(Description of the task):
You are to retype all of the data exactly as it appears.
===== The data
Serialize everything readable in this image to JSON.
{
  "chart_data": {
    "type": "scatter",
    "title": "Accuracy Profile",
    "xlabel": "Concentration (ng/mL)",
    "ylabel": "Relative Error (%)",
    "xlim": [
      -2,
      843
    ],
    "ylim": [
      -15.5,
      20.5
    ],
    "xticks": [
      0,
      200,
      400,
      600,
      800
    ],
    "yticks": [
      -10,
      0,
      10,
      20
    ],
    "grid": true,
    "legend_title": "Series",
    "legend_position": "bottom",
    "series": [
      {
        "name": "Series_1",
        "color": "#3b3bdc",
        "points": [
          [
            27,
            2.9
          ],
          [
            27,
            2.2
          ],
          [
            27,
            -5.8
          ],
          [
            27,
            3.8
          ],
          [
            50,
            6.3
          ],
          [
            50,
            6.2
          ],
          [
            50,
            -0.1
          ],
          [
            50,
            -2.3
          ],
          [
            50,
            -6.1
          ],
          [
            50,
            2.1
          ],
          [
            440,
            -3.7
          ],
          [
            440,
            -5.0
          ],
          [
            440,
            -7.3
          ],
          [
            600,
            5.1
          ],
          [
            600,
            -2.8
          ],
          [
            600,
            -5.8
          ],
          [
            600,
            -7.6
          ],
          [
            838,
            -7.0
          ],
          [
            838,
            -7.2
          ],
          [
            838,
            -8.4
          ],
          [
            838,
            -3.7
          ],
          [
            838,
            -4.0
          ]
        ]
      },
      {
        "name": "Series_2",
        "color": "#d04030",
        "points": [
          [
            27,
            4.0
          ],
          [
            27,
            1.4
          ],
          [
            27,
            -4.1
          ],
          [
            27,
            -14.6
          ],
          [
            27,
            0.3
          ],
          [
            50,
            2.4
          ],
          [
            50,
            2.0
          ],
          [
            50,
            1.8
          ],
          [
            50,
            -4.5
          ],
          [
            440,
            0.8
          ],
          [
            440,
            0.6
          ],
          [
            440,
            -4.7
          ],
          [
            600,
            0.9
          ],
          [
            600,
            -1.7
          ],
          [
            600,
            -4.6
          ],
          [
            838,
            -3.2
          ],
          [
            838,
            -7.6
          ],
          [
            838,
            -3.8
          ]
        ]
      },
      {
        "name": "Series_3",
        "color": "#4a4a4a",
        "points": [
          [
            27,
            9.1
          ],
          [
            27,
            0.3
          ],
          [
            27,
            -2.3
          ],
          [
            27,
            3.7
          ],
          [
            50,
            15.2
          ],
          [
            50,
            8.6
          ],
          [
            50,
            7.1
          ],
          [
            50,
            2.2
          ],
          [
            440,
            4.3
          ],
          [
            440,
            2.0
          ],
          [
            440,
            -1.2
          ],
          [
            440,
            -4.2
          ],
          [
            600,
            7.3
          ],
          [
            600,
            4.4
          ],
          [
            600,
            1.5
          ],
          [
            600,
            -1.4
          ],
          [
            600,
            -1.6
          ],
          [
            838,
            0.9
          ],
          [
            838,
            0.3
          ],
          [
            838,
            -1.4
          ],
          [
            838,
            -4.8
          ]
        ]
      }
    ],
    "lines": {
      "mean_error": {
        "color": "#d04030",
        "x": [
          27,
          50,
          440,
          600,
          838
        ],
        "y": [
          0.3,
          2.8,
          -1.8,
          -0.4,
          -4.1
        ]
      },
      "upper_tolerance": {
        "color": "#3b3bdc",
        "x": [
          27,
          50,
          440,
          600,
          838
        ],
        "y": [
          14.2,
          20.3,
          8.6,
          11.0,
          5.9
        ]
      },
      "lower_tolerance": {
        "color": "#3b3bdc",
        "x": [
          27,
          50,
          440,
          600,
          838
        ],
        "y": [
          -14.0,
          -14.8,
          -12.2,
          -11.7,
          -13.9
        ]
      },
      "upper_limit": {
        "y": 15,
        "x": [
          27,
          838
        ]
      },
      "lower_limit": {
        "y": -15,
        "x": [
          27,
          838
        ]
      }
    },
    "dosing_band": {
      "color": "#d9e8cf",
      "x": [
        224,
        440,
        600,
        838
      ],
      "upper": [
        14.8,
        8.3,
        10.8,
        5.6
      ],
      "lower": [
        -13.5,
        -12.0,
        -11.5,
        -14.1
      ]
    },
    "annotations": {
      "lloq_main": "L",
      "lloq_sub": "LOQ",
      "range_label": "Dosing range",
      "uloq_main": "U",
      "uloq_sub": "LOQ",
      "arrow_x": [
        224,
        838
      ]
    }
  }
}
==========
(Answer to this task):
Serialize everything readable in this image to JSON.
{
  "chart_data": {
    "type": "scatter",
    "title": "Accuracy Profile",
    "xlabel": "Concentration (ng/mL)",
    "ylabel": "Relative Error (%)",
    "xlim": [
      -2,
      843
    ],
    "ylim": [
      -15.5,
      20.5
    ],
    "xticks": [
      0,
      200,
      400,
      600,
      800
    ],
    "yticks": [
      -10,
      0,
      10,
      20
    ],
    "grid": true,
    "legend_title": "Series",
    "legend_position": "bottom",
    "series": [
      {
        "name": "Series_1",
        "color": "#3b3bdc",
        "points": [
          [
            27,
            2.9
          ],
          [
            27,
            2.2
          ],
          [
            27,
            -5.8
          ],
          [
            27,
            3.8
          ],
          [
            50,
            6.3
          ],
          [
            50,
            6.2
          ],
          [
            50,
            -0.1
          ],
          [
            50,
            -2.3
          ],
          [
            50,
            -6.1
          ],
          [
            50,
            2.1
          ],
          [
            440,
            -3.7
          ],
          [
            440,
            -5.0
          ],
          [
            440,
            -7.3
          ],
          [
            600,
            5.1
          ],
          [
            600,
            -2.8
          ],
          [
            600,
            -5.8
          ],
          [
            600,
            -7.6
          ],
          [
            838,
            -7.0
          ],
          [
            838,
            -7.2
          ],
          [
            838,
            -8.4
          ],
          [
            838,
            -3.7
          ],
          [
            838,
            -4.0
          ]
        ]
      },
      {
        "name": "Series_2",
        "color": "#d04030",
        "points": [
          [
            27,
            4.0
          ],
          [
            27,
            1.4
          ],
          [
            27,
            -4.1
          ],
          [
            27,
            -14.6
          ],
          [
            27,
            0.3
          ],
          [
            50,
            2.4
          ],
          [
            50,
            2.0
          ],
          [
            50,
            1.8
          ],
          [
            50,
            -4.5
          ],
          [
            440,
            0.8
          ],
          [
            440,
            0.6
          ],
          [
            440,
            -4.7
          ],
          [
            600,
            0.9
          ],
          [
            600,
            -1.7
          ],
          [
            600,
            -4.6
          ],
          [
            838,
            -3.2
          ],
          [
            838,
            -7.6
          ],
          [
            838,
            -3.8
          ]
        ]
      },
      {
        "name": "Series_3",
        "color": "#4a4a4a",
        "points": [
          [
            27,
            9.1
          ],
          [
            27,
            0.3
          ],
          [
            27,
            -2.3
          ],
          [
            27,
            3.7
          ],
          [
            50,
            15.2
          ],
          [
            50,
            8.6
          ],
          [
            50,
            7.1
          ],
          [
            50,
            2.2
          ],
          [
            440,
            4.3
          ],
          [
            440,
            2.0
          ],
          [
            440,
            -1.2
          ],
          [
            440,
            -4.2
          ],
          [
            600,
            7.3
          ],
          [
            600,
            4.4
          ],
          [
            600,
            1.5
          ],
          [
            600,
            -1.4
          ],
          [
            600,
            -1.6
          ],
          [
            838,
            0.9
          ],
          [
            838,
            0.3
          ],
          [
            838,
            -1.4
          ],
          [
            838,
            -4.8
          ]
        ]
      }
    ],
    "lines": {
      "mean_error": {
        "color": "#d04030",
        "x": [
          27,
          50,
          440,
          600,
          838
        ],
        "y": [
          0.3,
          2.8,
          -1.8,
          -0.4,
          -4.1
        ]
      },
      "upper_tolerance": {
        "color": "#3b3bdc",
        "x": [
          27,
          50,
          440,
          600,
          838
        ],
        "y": [
          14.2,
          20.3,
          8.6,
          11.0,
          5.9
        ]
      },
      "lower_tolerance": {
        "color": "#3b3bdc",
        "x": [
          27,
          50,
          440,
          600,
          838
        ],
        "y": [
          -14.0,
          -14.8,
          -12.2,
          -11.7,
          -13.9
        ]
      },
      "upper_limit": {
        "y": 15,
        "x": [
          27,
          838
        ]
      },
      "lower_limit": {
        "y": -15,
        "x": [
          27,
          838
        ]
      }
    },
    "dosing_band": {
      "color": "#d9e8cf",
      "x": [
        224,
        440,
        600,
        838
      ],
      "upper": [
        14.8,
        8.3,
        10.8,
        5.6
      ],
      "lower": [
        -13.5,
        -12.0,
        -11.5,
        -14.1
      ]
    },
    "annotations": {
      "lloq_main": "L",
      "lloq_sub": "LOQ",
      "range_label": "Dosing range",
      "uloq_main": "U",
      "uloq_sub": "LOQ",
      "arrow_x": [
        224,
        838
      ]
    }
  }
}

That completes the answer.